- **STATED GOAL**: Only the pictures are to be left out; set down the rest of the records exactly.

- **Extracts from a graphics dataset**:
____________________

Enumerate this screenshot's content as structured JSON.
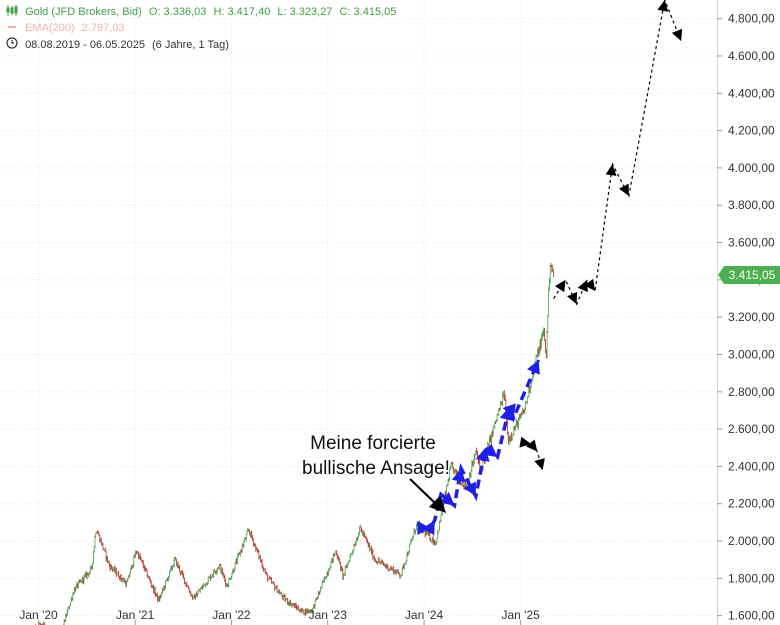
{
  "info": {
    "instrument": "Gold (JFD Brokers, Bid)",
    "open": "O: 3.336,03",
    "high": "H: 3.417,40",
    "low": "L: 3.323,27",
    "close": "C: 3.415,05",
    "ema_label": "EMA(200)",
    "ema_value": "2.797,03",
    "range": "08.08.2019 - 06.05.2025",
    "period": "(6 Jahre, 1 Tag)"
  },
  "annotation": [
    "Meine forcierte",
    "bullische Ansage!"
  ],
  "last_price_label": "3.415,05",
  "colors": {
    "up": "#43a047",
    "down": "#c62828",
    "tag": "#4caf50",
    "projection_blue": "#1f1fe6",
    "projection_black": "#000000",
    "grid": "#e6e6e6"
  },
  "chart_data": {
    "type": "candlestick",
    "title": "Gold (JFD Brokers, Bid)",
    "y_axis_side": "right",
    "ylim": [
      1550,
      4900
    ],
    "y_ticks": [
      1600,
      1800,
      2000,
      2200,
      2400,
      2600,
      2800,
      3000,
      3200,
      3400,
      3600,
      3800,
      4000,
      4200,
      4400,
      4600,
      4800
    ],
    "y_tick_labels": [
      "1.600,00",
      "1.800,00",
      "2.000,00",
      "2.200,00",
      "2.400,00",
      "2.600,00",
      "2.800,00",
      "3.000,00",
      "3.200,00",
      "3.400,00",
      "3.600,00",
      "3.800,00",
      "4.000,00",
      "4.200,00",
      "4.400,00",
      "4.600,00",
      "4.800,00"
    ],
    "x_tick_labels": [
      "Jan '20",
      "Jan '21",
      "Jan '22",
      "Jan '23",
      "Jan '24",
      "Jan '25"
    ],
    "xlim": [
      "2019-08-08",
      "2027-01-15"
    ],
    "last_close": 3415.05,
    "price_path": [
      {
        "date": "2019-08-08",
        "close": 1500
      },
      {
        "date": "2019-10-01",
        "close": 1490
      },
      {
        "date": "2020-01-15",
        "close": 1560
      },
      {
        "date": "2020-03-20",
        "close": 1480
      },
      {
        "date": "2020-05-15",
        "close": 1740
      },
      {
        "date": "2020-07-20",
        "close": 1850
      },
      {
        "date": "2020-08-06",
        "close": 2070
      },
      {
        "date": "2020-09-25",
        "close": 1870
      },
      {
        "date": "2020-11-30",
        "close": 1770
      },
      {
        "date": "2021-01-06",
        "close": 1950
      },
      {
        "date": "2021-03-31",
        "close": 1680
      },
      {
        "date": "2021-06-01",
        "close": 1900
      },
      {
        "date": "2021-08-09",
        "close": 1690
      },
      {
        "date": "2021-11-16",
        "close": 1870
      },
      {
        "date": "2021-12-15",
        "close": 1760
      },
      {
        "date": "2022-03-08",
        "close": 2060
      },
      {
        "date": "2022-05-15",
        "close": 1810
      },
      {
        "date": "2022-07-20",
        "close": 1690
      },
      {
        "date": "2022-09-28",
        "close": 1620
      },
      {
        "date": "2022-11-03",
        "close": 1630
      },
      {
        "date": "2023-02-01",
        "close": 1950
      },
      {
        "date": "2023-02-28",
        "close": 1810
      },
      {
        "date": "2023-05-04",
        "close": 2070
      },
      {
        "date": "2023-06-29",
        "close": 1900
      },
      {
        "date": "2023-10-05",
        "close": 1820
      },
      {
        "date": "2023-12-04",
        "close": 2090
      },
      {
        "date": "2024-02-14",
        "close": 1990
      },
      {
        "date": "2024-04-12",
        "close": 2400
      },
      {
        "date": "2024-06-07",
        "close": 2290
      },
      {
        "date": "2024-07-17",
        "close": 2480
      },
      {
        "date": "2024-08-01",
        "close": 2370
      },
      {
        "date": "2024-10-31",
        "close": 2790
      },
      {
        "date": "2024-11-14",
        "close": 2540
      },
      {
        "date": "2025-01-15",
        "close": 2700
      },
      {
        "date": "2025-02-24",
        "close": 2950
      },
      {
        "date": "2025-03-31",
        "close": 3130
      },
      {
        "date": "2025-04-07",
        "close": 2970
      },
      {
        "date": "2025-04-22",
        "close": 3500
      },
      {
        "date": "2025-05-06",
        "close": 3415
      }
    ],
    "projection_blue": [
      {
        "date": "2023-12-20",
        "value": 2070
      },
      {
        "date": "2024-01-25",
        "value": 2070
      },
      {
        "date": "2024-02-10",
        "value": 2110
      },
      {
        "date": "2024-03-05",
        "value": 2250
      },
      {
        "date": "2024-04-25",
        "value": 2190
      },
      {
        "date": "2024-05-20",
        "value": 2390
      },
      {
        "date": "2024-07-15",
        "value": 2240
      },
      {
        "date": "2024-08-20",
        "value": 2500
      },
      {
        "date": "2024-10-05",
        "value": 2450
      },
      {
        "date": "2024-11-20",
        "value": 2720
      },
      {
        "date": "2024-12-05",
        "value": 2660
      },
      {
        "date": "2025-03-10",
        "value": 2970
      }
    ],
    "projection_black_minor": [
      {
        "date": "2025-01-01",
        "value": 2530
      },
      {
        "date": "2025-02-10",
        "value": 2520
      },
      {
        "date": "2025-03-05",
        "value": 2480
      },
      {
        "date": "2025-03-25",
        "value": 2380
      }
    ],
    "projection_black_main": [
      {
        "date": "2025-05-06",
        "value": 3300
      },
      {
        "date": "2025-06-20",
        "value": 3400
      },
      {
        "date": "2025-08-01",
        "value": 3270
      },
      {
        "date": "2025-09-10",
        "value": 3400
      },
      {
        "date": "2025-10-10",
        "value": 3340
      },
      {
        "date": "2025-12-15",
        "value": 4020
      },
      {
        "date": "2026-02-15",
        "value": 3850
      },
      {
        "date": "2026-07-01",
        "value": 4900
      },
      {
        "date": "2026-09-01",
        "value": 4680
      }
    ]
  }
}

____________________

- **ANSWER BELOW**:
Enumerate this screenshot's content as structured JSON.
{
  "info": {
    "instrument": "Gold (JFD Brokers, Bid)",
    "open": "O: 3.336,03",
    "high": "H: 3.417,40",
    "low": "L: 3.323,27",
    "close": "C: 3.415,05",
    "ema_label": "EMA(200)",
    "ema_value": "2.797,03",
    "range": "08.08.2019 - 06.05.2025",
    "period": "(6 Jahre, 1 Tag)"
  },
  "annotation": [
    "Meine forcierte",
    "bullische Ansage!"
  ],
  "last_price_label": "3.415,05",
  "colors": {
    "up": "#43a047",
    "down": "#c62828",
    "tag": "#4caf50",
    "projection_blue": "#1f1fe6",
    "projection_black": "#000000",
    "grid": "#e6e6e6"
  },
  "chart_data": {
    "type": "candlestick",
    "title": "Gold (JFD Brokers, Bid)",
    "y_axis_side": "right",
    "ylim": [
      1550,
      4900
    ],
    "y_ticks": [
      1600,
      1800,
      2000,
      2200,
      2400,
      2600,
      2800,
      3000,
      3200,
      3400,
      3600,
      3800,
      4000,
      4200,
      4400,
      4600,
      4800
    ],
    "y_tick_labels": [
      "1.600,00",
      "1.800,00",
      "2.000,00",
      "2.200,00",
      "2.400,00",
      "2.600,00",
      "2.800,00",
      "3.000,00",
      "3.200,00",
      "3.400,00",
      "3.600,00",
      "3.800,00",
      "4.000,00",
      "4.200,00",
      "4.400,00",
      "4.600,00",
      "4.800,00"
    ],
    "x_tick_labels": [
      "Jan '20",
      "Jan '21",
      "Jan '22",
      "Jan '23",
      "Jan '24",
      "Jan '25"
    ],
    "xlim": [
      "2019-08-08",
      "2027-01-15"
    ],
    "last_close": 3415.05,
    "price_path": [
      {
        "date": "2019-08-08",
        "close": 1500
      },
      {
        "date": "2019-10-01",
        "close": 1490
      },
      {
        "date": "2020-01-15",
        "close": 1560
      },
      {
        "date": "2020-03-20",
        "close": 1480
      },
      {
        "date": "2020-05-15",
        "close": 1740
      },
      {
        "date": "2020-07-20",
        "close": 1850
      },
      {
        "date": "2020-08-06",
        "close": 2070
      },
      {
        "date": "2020-09-25",
        "close": 1870
      },
      {
        "date": "2020-11-30",
        "close": 1770
      },
      {
        "date": "2021-01-06",
        "close": 1950
      },
      {
        "date": "2021-03-31",
        "close": 1680
      },
      {
        "date": "2021-06-01",
        "close": 1900
      },
      {
        "date": "2021-08-09",
        "close": 1690
      },
      {
        "date": "2021-11-16",
        "close": 1870
      },
      {
        "date": "2021-12-15",
        "close": 1760
      },
      {
        "date": "2022-03-08",
        "close": 2060
      },
      {
        "date": "2022-05-15",
        "close": 1810
      },
      {
        "date": "2022-07-20",
        "close": 1690
      },
      {
        "date": "2022-09-28",
        "close": 1620
      },
      {
        "date": "2022-11-03",
        "close": 1630
      },
      {
        "date": "2023-02-01",
        "close": 1950
      },
      {
        "date": "2023-02-28",
        "close": 1810
      },
      {
        "date": "2023-05-04",
        "close": 2070
      },
      {
        "date": "2023-06-29",
        "close": 1900
      },
      {
        "date": "2023-10-05",
        "close": 1820
      },
      {
        "date": "2023-12-04",
        "close": 2090
      },
      {
        "date": "2024-02-14",
        "close": 1990
      },
      {
        "date": "2024-04-12",
        "close": 2400
      },
      {
        "date": "2024-06-07",
        "close": 2290
      },
      {
        "date": "2024-07-17",
        "close": 2480
      },
      {
        "date": "2024-08-01",
        "close": 2370
      },
      {
        "date": "2024-10-31",
        "close": 2790
      },
      {
        "date": "2024-11-14",
        "close": 2540
      },
      {
        "date": "2025-01-15",
        "close": 2700
      },
      {
        "date": "2025-02-24",
        "close": 2950
      },
      {
        "date": "2025-03-31",
        "close": 3130
      },
      {
        "date": "2025-04-07",
        "close": 2970
      },
      {
        "date": "2025-04-22",
        "close": 3500
      },
      {
        "date": "2025-05-06",
        "close": 3415
      }
    ],
    "projection_blue": [
      {
        "date": "2023-12-20",
        "value": 2070
      },
      {
        "date": "2024-01-25",
        "value": 2070
      },
      {
        "date": "2024-02-10",
        "value": 2110
      },
      {
        "date": "2024-03-05",
        "value": 2250
      },
      {
        "date": "2024-04-25",
        "value": 2190
      },
      {
        "date": "2024-05-20",
        "value": 2390
      },
      {
        "date": "2024-07-15",
        "value": 2240
      },
      {
        "date": "2024-08-20",
        "value": 2500
      },
      {
        "date": "2024-10-05",
        "value": 2450
      },
      {
        "date": "2024-11-20",
        "value": 2720
      },
      {
        "date": "2024-12-05",
        "value": 2660
      },
      {
        "date": "2025-03-10",
        "value": 2970
      }
    ],
    "projection_black_minor": [
      {
        "date": "2025-01-01",
        "value": 2530
      },
      {
        "date": "2025-02-10",
        "value": 2520
      },
      {
        "date": "2025-03-05",
        "value": 2480
      },
      {
        "date": "2025-03-25",
        "value": 2380
      }
    ],
    "projection_black_main": [
      {
        "date": "2025-05-06",
        "value": 3300
      },
      {
        "date": "2025-06-20",
        "value": 3400
      },
      {
        "date": "2025-08-01",
        "value": 3270
      },
      {
        "date": "2025-09-10",
        "value": 3400
      },
      {
        "date": "2025-10-10",
        "value": 3340
      },
      {
        "date": "2025-12-15",
        "value": 4020
      },
      {
        "date": "2026-02-15",
        "value": 3850
      },
      {
        "date": "2026-07-01",
        "value": 4900
      },
      {
        "date": "2026-09-01",
        "value": 4680
      }
    ]
  }
}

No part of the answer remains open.